---------- DATASET

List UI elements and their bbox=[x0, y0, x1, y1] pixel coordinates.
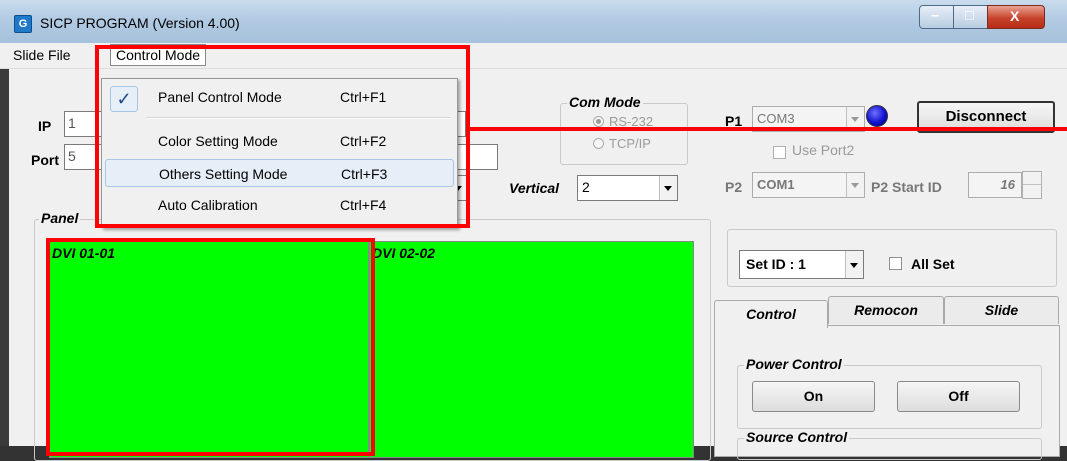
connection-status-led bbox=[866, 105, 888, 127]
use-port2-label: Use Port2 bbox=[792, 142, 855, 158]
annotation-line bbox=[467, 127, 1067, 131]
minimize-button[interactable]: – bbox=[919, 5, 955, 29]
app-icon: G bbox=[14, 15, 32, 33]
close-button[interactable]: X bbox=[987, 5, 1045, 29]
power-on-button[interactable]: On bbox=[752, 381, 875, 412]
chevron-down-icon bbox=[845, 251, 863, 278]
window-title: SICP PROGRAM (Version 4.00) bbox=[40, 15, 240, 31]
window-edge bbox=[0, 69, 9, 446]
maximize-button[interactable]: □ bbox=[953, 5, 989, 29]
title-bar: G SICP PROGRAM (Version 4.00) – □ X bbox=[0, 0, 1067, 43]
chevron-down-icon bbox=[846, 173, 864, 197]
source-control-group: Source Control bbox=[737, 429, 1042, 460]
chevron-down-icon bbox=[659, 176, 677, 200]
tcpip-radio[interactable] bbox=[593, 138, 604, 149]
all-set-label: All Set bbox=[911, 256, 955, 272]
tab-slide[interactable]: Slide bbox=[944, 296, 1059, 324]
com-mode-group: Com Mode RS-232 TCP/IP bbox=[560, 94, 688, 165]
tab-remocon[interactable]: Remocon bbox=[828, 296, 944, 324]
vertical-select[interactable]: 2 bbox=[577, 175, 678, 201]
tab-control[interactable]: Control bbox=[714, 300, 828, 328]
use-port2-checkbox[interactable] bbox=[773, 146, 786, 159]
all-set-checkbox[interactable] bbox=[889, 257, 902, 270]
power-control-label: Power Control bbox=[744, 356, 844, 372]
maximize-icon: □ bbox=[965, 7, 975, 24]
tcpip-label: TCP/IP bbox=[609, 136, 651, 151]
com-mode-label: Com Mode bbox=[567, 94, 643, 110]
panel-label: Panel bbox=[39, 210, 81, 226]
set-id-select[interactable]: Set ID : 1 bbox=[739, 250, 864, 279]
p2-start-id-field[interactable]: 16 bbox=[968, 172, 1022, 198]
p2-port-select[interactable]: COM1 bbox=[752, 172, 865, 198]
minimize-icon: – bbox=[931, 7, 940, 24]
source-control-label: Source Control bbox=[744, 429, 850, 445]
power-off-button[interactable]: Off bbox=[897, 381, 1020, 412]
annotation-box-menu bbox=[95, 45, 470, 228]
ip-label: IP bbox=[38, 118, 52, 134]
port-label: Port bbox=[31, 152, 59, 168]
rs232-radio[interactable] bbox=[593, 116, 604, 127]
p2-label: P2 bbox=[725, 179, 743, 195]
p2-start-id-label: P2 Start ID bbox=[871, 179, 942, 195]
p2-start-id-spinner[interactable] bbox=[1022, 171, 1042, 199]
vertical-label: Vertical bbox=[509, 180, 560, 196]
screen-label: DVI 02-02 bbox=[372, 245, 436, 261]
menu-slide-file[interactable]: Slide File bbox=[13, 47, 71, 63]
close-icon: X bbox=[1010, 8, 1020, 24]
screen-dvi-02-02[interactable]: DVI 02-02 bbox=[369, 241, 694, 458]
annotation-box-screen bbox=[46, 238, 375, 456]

--------------------

Rewrite the entries above with "chevron-down-icon" replaced by "dropdown-arrow" everywhere, leaving everything else unchanged and omitting the pictures.

List UI elements and their bbox=[x0, y0, x1, y1] pixel coordinates.
connection-status-led bbox=[866, 105, 888, 127]
use-port2-label: Use Port2 bbox=[792, 142, 855, 158]
annotation-line bbox=[467, 127, 1067, 131]
minimize-button[interactable]: – bbox=[919, 5, 955, 29]
app-icon: G bbox=[14, 15, 32, 33]
close-button[interactable]: X bbox=[987, 5, 1045, 29]
power-on-button[interactable]: On bbox=[752, 381, 875, 412]
dropdown-arrow bbox=[845, 251, 863, 278]
window-title: SICP PROGRAM (Version 4.00) bbox=[40, 15, 240, 31]
window-edge bbox=[0, 69, 9, 446]
maximize-button[interactable]: □ bbox=[953, 5, 989, 29]
title-bar: G SICP PROGRAM (Version 4.00) – □ X bbox=[0, 0, 1067, 43]
dropdown-arrow bbox=[846, 173, 864, 197]
source-control-group: Source Control bbox=[737, 429, 1042, 460]
dropdown-arrow bbox=[659, 176, 677, 200]
tcpip-radio[interactable] bbox=[593, 138, 604, 149]
all-set-label: All Set bbox=[911, 256, 955, 272]
tab-slide[interactable]: Slide bbox=[944, 296, 1059, 324]
com-mode-group: Com Mode RS-232 TCP/IP bbox=[560, 94, 688, 165]
tab-remocon[interactable]: Remocon bbox=[828, 296, 944, 324]
vertical-select[interactable]: 2 bbox=[577, 175, 678, 201]
tab-control[interactable]: Control bbox=[714, 300, 828, 328]
use-port2-checkbox[interactable] bbox=[773, 146, 786, 159]
all-set-checkbox[interactable] bbox=[889, 257, 902, 270]
power-control-label: Power Control bbox=[744, 356, 844, 372]
maximize-icon: □ bbox=[965, 7, 975, 24]
tcpip-label: TCP/IP bbox=[609, 136, 651, 151]
com-mode-label: Com Mode bbox=[567, 94, 643, 110]
panel-label: Panel bbox=[39, 210, 81, 226]
set-id-select[interactable]: Set ID : 1 bbox=[739, 250, 864, 279]
p2-start-id-field[interactable]: 16 bbox=[968, 172, 1022, 198]
p2-port-select[interactable]: COM1 bbox=[752, 172, 865, 198]
minimize-icon: – bbox=[931, 7, 940, 24]
source-control-label: Source Control bbox=[744, 429, 850, 445]
power-off-button[interactable]: Off bbox=[897, 381, 1020, 412]
annotation-box-menu bbox=[95, 45, 470, 228]
ip-label: IP bbox=[38, 118, 52, 134]
port-label: Port bbox=[31, 152, 59, 168]
rs232-radio[interactable] bbox=[593, 116, 604, 127]
p2-label: P2 bbox=[725, 179, 743, 195]
p2-start-id-label: P2 Start ID bbox=[871, 179, 942, 195]
p2-start-id-spinner[interactable] bbox=[1022, 171, 1042, 199]
vertical-label: Vertical bbox=[509, 180, 560, 196]
screen-label: DVI 02-02 bbox=[372, 245, 436, 261]
menu-slide-file[interactable]: Slide File bbox=[13, 47, 71, 63]
close-icon: X bbox=[1010, 8, 1020, 24]
screen-dvi-02-02[interactable]: DVI 02-02 bbox=[369, 241, 694, 458]
annotation-box-screen bbox=[46, 238, 375, 456]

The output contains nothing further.